◆ Given instruction:
Copy out the material below in full, but not its images.

Data records
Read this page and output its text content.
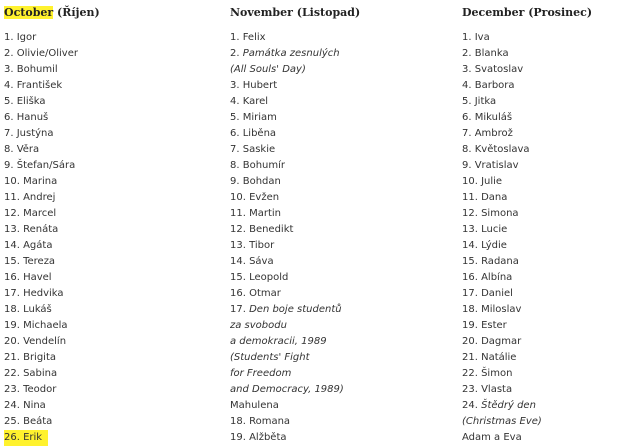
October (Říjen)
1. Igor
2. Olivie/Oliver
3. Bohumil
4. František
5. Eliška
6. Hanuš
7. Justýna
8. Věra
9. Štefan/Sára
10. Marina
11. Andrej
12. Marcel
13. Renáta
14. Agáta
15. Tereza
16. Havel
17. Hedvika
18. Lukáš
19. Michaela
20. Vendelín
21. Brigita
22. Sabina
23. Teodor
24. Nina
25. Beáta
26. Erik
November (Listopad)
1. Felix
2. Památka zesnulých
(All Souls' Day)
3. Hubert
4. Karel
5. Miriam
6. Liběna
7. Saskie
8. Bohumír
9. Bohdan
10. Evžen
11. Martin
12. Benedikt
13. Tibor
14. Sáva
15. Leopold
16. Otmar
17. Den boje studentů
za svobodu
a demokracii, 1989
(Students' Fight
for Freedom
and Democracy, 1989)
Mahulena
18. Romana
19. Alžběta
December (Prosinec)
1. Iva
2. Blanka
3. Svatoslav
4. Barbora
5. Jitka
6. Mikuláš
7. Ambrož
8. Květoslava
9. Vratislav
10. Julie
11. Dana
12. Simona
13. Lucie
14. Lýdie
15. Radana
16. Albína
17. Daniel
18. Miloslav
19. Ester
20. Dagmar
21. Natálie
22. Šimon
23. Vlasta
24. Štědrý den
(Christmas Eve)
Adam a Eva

◆ Result:
Read this page and output its text content.
October (Říjen)
1. Igor
2. Olivie/Oliver
3. Bohumil
4. František
5. Eliška
6. Hanuš
7. Justýna
8. Věra
9. Štefan/Sára
10. Marina
11. Andrej
12. Marcel
13. Renáta
14. Agáta
15. Tereza
16. Havel
17. Hedvika
18. Lukáš
19. Michaela
20. Vendelín
21. Brigita
22. Sabina
23. Teodor
24. Nina
25. Beáta
26. Erik
November (Listopad)
1. Felix
2. Památka zesnulých
(All Souls' Day)
3. Hubert
4. Karel
5. Miriam
6. Liběna
7. Saskie
8. Bohumír
9. Bohdan
10. Evžen
11. Martin
12. Benedikt
13. Tibor
14. Sáva
15. Leopold
16. Otmar
17. Den boje studentů
za svobodu
a demokracii, 1989
(Students' Fight
for Freedom
and Democracy, 1989)
Mahulena
18. Romana
19. Alžběta
December (Prosinec)
1. Iva
2. Blanka
3. Svatoslav
4. Barbora
5. Jitka
6. Mikuláš
7. Ambrož
8. Květoslava
9. Vratislav
10. Julie
11. Dana
12. Simona
13. Lucie
14. Lýdie
15. Radana
16. Albína
17. Daniel
18. Miloslav
19. Ester
20. Dagmar
21. Natálie
22. Šimon
23. Vlasta
24. Štědrý den
(Christmas Eve)
Adam a Eva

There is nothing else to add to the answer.